> [Data]

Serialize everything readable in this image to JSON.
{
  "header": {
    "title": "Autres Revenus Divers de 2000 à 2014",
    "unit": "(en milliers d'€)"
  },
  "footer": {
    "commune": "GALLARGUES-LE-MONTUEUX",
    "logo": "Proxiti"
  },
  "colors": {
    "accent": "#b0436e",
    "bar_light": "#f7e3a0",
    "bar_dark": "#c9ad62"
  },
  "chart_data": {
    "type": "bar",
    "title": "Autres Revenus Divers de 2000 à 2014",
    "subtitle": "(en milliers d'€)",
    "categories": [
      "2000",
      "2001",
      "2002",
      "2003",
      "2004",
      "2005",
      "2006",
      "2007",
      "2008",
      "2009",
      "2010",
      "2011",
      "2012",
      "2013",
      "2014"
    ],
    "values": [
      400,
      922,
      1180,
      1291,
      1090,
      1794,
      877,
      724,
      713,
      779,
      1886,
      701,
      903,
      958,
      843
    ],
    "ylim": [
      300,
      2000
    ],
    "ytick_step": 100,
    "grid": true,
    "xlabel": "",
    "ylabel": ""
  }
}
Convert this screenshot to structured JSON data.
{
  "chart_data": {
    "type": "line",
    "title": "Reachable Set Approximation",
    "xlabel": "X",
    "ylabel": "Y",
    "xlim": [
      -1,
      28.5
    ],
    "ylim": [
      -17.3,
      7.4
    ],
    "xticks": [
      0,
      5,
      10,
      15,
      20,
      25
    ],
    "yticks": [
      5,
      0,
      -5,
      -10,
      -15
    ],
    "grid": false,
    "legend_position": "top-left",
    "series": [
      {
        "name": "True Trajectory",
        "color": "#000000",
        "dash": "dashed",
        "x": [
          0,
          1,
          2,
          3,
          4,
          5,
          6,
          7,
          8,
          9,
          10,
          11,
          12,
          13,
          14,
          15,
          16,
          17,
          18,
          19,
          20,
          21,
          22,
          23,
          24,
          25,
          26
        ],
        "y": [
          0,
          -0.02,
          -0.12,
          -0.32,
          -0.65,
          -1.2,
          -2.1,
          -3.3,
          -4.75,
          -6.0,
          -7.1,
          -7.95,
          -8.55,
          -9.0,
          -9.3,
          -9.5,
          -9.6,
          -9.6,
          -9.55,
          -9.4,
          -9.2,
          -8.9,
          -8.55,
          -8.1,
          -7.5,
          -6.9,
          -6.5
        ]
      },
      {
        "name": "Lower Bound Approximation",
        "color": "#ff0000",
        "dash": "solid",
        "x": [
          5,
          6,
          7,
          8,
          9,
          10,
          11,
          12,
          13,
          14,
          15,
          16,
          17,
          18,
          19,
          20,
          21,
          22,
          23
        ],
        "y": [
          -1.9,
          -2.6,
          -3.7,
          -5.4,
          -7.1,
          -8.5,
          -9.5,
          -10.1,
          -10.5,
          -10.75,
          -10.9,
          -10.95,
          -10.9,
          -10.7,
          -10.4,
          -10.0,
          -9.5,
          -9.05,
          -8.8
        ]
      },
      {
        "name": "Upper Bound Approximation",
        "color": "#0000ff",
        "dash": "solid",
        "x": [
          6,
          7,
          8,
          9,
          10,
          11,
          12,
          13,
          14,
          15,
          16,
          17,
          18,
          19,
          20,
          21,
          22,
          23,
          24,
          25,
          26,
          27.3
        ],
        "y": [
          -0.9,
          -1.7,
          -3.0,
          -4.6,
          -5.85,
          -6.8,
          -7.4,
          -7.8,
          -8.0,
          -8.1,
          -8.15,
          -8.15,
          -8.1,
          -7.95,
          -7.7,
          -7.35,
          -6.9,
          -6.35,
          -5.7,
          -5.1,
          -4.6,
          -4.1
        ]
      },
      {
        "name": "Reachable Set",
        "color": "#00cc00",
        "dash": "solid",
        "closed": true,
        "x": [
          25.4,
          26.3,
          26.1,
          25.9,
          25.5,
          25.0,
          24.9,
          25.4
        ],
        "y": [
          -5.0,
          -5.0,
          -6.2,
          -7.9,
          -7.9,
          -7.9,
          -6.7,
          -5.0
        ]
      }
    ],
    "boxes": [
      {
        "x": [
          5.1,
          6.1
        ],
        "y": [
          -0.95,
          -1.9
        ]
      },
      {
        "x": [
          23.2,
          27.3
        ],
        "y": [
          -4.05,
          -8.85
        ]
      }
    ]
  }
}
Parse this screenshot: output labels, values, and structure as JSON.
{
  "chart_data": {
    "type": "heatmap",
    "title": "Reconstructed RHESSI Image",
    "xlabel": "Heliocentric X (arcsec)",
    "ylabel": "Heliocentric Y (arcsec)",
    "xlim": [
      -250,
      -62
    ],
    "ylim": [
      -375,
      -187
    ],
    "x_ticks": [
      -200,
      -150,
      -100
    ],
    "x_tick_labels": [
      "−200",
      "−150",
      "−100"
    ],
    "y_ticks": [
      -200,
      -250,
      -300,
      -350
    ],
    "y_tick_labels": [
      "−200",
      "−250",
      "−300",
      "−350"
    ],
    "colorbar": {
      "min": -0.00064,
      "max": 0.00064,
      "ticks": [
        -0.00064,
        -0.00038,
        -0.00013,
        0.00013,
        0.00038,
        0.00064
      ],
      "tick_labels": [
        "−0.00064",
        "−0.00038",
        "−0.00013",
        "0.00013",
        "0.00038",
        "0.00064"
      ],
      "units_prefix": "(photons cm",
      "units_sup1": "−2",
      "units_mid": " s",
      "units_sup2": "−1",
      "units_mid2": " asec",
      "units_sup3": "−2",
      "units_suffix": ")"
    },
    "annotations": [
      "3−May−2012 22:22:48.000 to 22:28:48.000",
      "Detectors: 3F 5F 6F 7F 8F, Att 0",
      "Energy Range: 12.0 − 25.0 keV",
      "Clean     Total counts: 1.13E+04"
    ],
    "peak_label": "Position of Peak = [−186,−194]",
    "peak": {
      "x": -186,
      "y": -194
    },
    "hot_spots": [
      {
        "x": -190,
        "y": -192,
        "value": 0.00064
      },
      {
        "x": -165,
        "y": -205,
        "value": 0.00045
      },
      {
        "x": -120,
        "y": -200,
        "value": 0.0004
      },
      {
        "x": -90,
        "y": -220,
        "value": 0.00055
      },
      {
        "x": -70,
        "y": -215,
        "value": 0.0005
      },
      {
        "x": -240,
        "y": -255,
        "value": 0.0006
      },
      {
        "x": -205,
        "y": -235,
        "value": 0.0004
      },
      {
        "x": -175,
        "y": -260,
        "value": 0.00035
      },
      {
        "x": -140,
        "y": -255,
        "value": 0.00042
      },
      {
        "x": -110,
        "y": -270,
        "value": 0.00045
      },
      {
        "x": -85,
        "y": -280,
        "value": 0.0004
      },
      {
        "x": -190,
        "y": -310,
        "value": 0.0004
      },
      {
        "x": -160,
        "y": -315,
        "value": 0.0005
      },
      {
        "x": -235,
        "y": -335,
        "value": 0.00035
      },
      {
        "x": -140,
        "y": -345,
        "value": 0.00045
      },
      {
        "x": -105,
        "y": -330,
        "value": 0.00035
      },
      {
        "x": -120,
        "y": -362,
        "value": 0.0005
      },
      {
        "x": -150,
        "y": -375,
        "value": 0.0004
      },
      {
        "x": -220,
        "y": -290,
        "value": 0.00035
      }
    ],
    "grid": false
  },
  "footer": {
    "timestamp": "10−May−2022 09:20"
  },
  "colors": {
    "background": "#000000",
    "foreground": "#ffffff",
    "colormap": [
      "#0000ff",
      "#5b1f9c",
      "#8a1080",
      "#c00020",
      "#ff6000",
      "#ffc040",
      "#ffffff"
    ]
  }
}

> [Short problem]
The lines above should be duplicated exactly.

> [Solution to this problem]
Serialize everything readable in this image to JSON.
{
  "header": {
    "title": "Autres Revenus Divers de 2000 à 2014",
    "unit": "(en milliers d'€)"
  },
  "footer": {
    "commune": "GALLARGUES-LE-MONTUEUX",
    "logo": "Proxiti"
  },
  "colors": {
    "accent": "#b0436e",
    "bar_light": "#f7e3a0",
    "bar_dark": "#c9ad62"
  },
  "chart_data": {
    "type": "bar",
    "title": "Autres Revenus Divers de 2000 à 2014",
    "subtitle": "(en milliers d'€)",
    "categories": [
      "2000",
      "2001",
      "2002",
      "2003",
      "2004",
      "2005",
      "2006",
      "2007",
      "2008",
      "2009",
      "2010",
      "2011",
      "2012",
      "2013",
      "2014"
    ],
    "values": [
      400,
      922,
      1180,
      1291,
      1090,
      1794,
      877,
      724,
      713,
      779,
      1886,
      701,
      903,
      958,
      843
    ],
    "ylim": [
      300,
      2000
    ],
    "ytick_step": 100,
    "grid": true,
    "xlabel": "",
    "ylabel": ""
  }
}
Convert this screenshot to structured JSON data.
{
  "chart_data": {
    "type": "line",
    "title": "Reachable Set Approximation",
    "xlabel": "X",
    "ylabel": "Y",
    "xlim": [
      -1,
      28.5
    ],
    "ylim": [
      -17.3,
      7.4
    ],
    "xticks": [
      0,
      5,
      10,
      15,
      20,
      25
    ],
    "yticks": [
      5,
      0,
      -5,
      -10,
      -15
    ],
    "grid": false,
    "legend_position": "top-left",
    "series": [
      {
        "name": "True Trajectory",
        "color": "#000000",
        "dash": "dashed",
        "x": [
          0,
          1,
          2,
          3,
          4,
          5,
          6,
          7,
          8,
          9,
          10,
          11,
          12,
          13,
          14,
          15,
          16,
          17,
          18,
          19,
          20,
          21,
          22,
          23,
          24,
          25,
          26
        ],
        "y": [
          0,
          -0.02,
          -0.12,
          -0.32,
          -0.65,
          -1.2,
          -2.1,
          -3.3,
          -4.75,
          -6.0,
          -7.1,
          -7.95,
          -8.55,
          -9.0,
          -9.3,
          -9.5,
          -9.6,
          -9.6,
          -9.55,
          -9.4,
          -9.2,
          -8.9,
          -8.55,
          -8.1,
          -7.5,
          -6.9,
          -6.5
        ]
      },
      {
        "name": "Lower Bound Approximation",
        "color": "#ff0000",
        "dash": "solid",
        "x": [
          5,
          6,
          7,
          8,
          9,
          10,
          11,
          12,
          13,
          14,
          15,
          16,
          17,
          18,
          19,
          20,
          21,
          22,
          23
        ],
        "y": [
          -1.9,
          -2.6,
          -3.7,
          -5.4,
          -7.1,
          -8.5,
          -9.5,
          -10.1,
          -10.5,
          -10.75,
          -10.9,
          -10.95,
          -10.9,
          -10.7,
          -10.4,
          -10.0,
          -9.5,
          -9.05,
          -8.8
        ]
      },
      {
        "name": "Upper Bound Approximation",
        "color": "#0000ff",
        "dash": "solid",
        "x": [
          6,
          7,
          8,
          9,
          10,
          11,
          12,
          13,
          14,
          15,
          16,
          17,
          18,
          19,
          20,
          21,
          22,
          23,
          24,
          25,
          26,
          27.3
        ],
        "y": [
          -0.9,
          -1.7,
          -3.0,
          -4.6,
          -5.85,
          -6.8,
          -7.4,
          -7.8,
          -8.0,
          -8.1,
          -8.15,
          -8.15,
          -8.1,
          -7.95,
          -7.7,
          -7.35,
          -6.9,
          -6.35,
          -5.7,
          -5.1,
          -4.6,
          -4.1
        ]
      },
      {
        "name": "Reachable Set",
        "color": "#00cc00",
        "dash": "solid",
        "closed": true,
        "x": [
          25.4,
          26.3,
          26.1,
          25.9,
          25.5,
          25.0,
          24.9,
          25.4
        ],
        "y": [
          -5.0,
          -5.0,
          -6.2,
          -7.9,
          -7.9,
          -7.9,
          -6.7,
          -5.0
        ]
      }
    ],
    "boxes": [
      {
        "x": [
          5.1,
          6.1
        ],
        "y": [
          -0.95,
          -1.9
        ]
      },
      {
        "x": [
          23.2,
          27.3
        ],
        "y": [
          -4.05,
          -8.85
        ]
      }
    ]
  }
}
Parse this screenshot: output labels, values, and structure as JSON.
{
  "chart_data": {
    "type": "heatmap",
    "title": "Reconstructed RHESSI Image",
    "xlabel": "Heliocentric X (arcsec)",
    "ylabel": "Heliocentric Y (arcsec)",
    "xlim": [
      -250,
      -62
    ],
    "ylim": [
      -375,
      -187
    ],
    "x_ticks": [
      -200,
      -150,
      -100
    ],
    "x_tick_labels": [
      "−200",
      "−150",
      "−100"
    ],
    "y_ticks": [
      -200,
      -250,
      -300,
      -350
    ],
    "y_tick_labels": [
      "−200",
      "−250",
      "−300",
      "−350"
    ],
    "colorbar": {
      "min": -0.00064,
      "max": 0.00064,
      "ticks": [
        -0.00064,
        -0.00038,
        -0.00013,
        0.00013,
        0.00038,
        0.00064
      ],
      "tick_labels": [
        "−0.00064",
        "−0.00038",
        "−0.00013",
        "0.00013",
        "0.00038",
        "0.00064"
      ],
      "units_prefix": "(photons cm",
      "units_sup1": "−2",
      "units_mid": " s",
      "units_sup2": "−1",
      "units_mid2": " asec",
      "units_sup3": "−2",
      "units_suffix": ")"
    },
    "annotations": [
      "3−May−2012 22:22:48.000 to 22:28:48.000",
      "Detectors: 3F 5F 6F 7F 8F, Att 0",
      "Energy Range: 12.0 − 25.0 keV",
      "Clean     Total counts: 1.13E+04"
    ],
    "peak_label": "Position of Peak = [−186,−194]",
    "peak": {
      "x": -186,
      "y": -194
    },
    "hot_spots": [
      {
        "x": -190,
        "y": -192,
        "value": 0.00064
      },
      {
        "x": -165,
        "y": -205,
        "value": 0.00045
      },
      {
        "x": -120,
        "y": -200,
        "value": 0.0004
      },
      {
        "x": -90,
        "y": -220,
        "value": 0.00055
      },
      {
        "x": -70,
        "y": -215,
        "value": 0.0005
      },
      {
        "x": -240,
        "y": -255,
        "value": 0.0006
      },
      {
        "x": -205,
        "y": -235,
        "value": 0.0004
      },
      {
        "x": -175,
        "y": -260,
        "value": 0.00035
      },
      {
        "x": -140,
        "y": -255,
        "value": 0.00042
      },
      {
        "x": -110,
        "y": -270,
        "value": 0.00045
      },
      {
        "x": -85,
        "y": -280,
        "value": 0.0004
      },
      {
        "x": -190,
        "y": -310,
        "value": 0.0004
      },
      {
        "x": -160,
        "y": -315,
        "value": 0.0005
      },
      {
        "x": -235,
        "y": -335,
        "value": 0.00035
      },
      {
        "x": -140,
        "y": -345,
        "value": 0.00045
      },
      {
        "x": -105,
        "y": -330,
        "value": 0.00035
      },
      {
        "x": -120,
        "y": -362,
        "value": 0.0005
      },
      {
        "x": -150,
        "y": -375,
        "value": 0.0004
      },
      {
        "x": -220,
        "y": -290,
        "value": 0.00035
      }
    ],
    "grid": false
  },
  "footer": {
    "timestamp": "10−May−2022 09:20"
  },
  "colors": {
    "background": "#000000",
    "foreground": "#ffffff",
    "colormap": [
      "#0000ff",
      "#5b1f9c",
      "#8a1080",
      "#c00020",
      "#ff6000",
      "#ffc040",
      "#ffffff"
    ]
  }
}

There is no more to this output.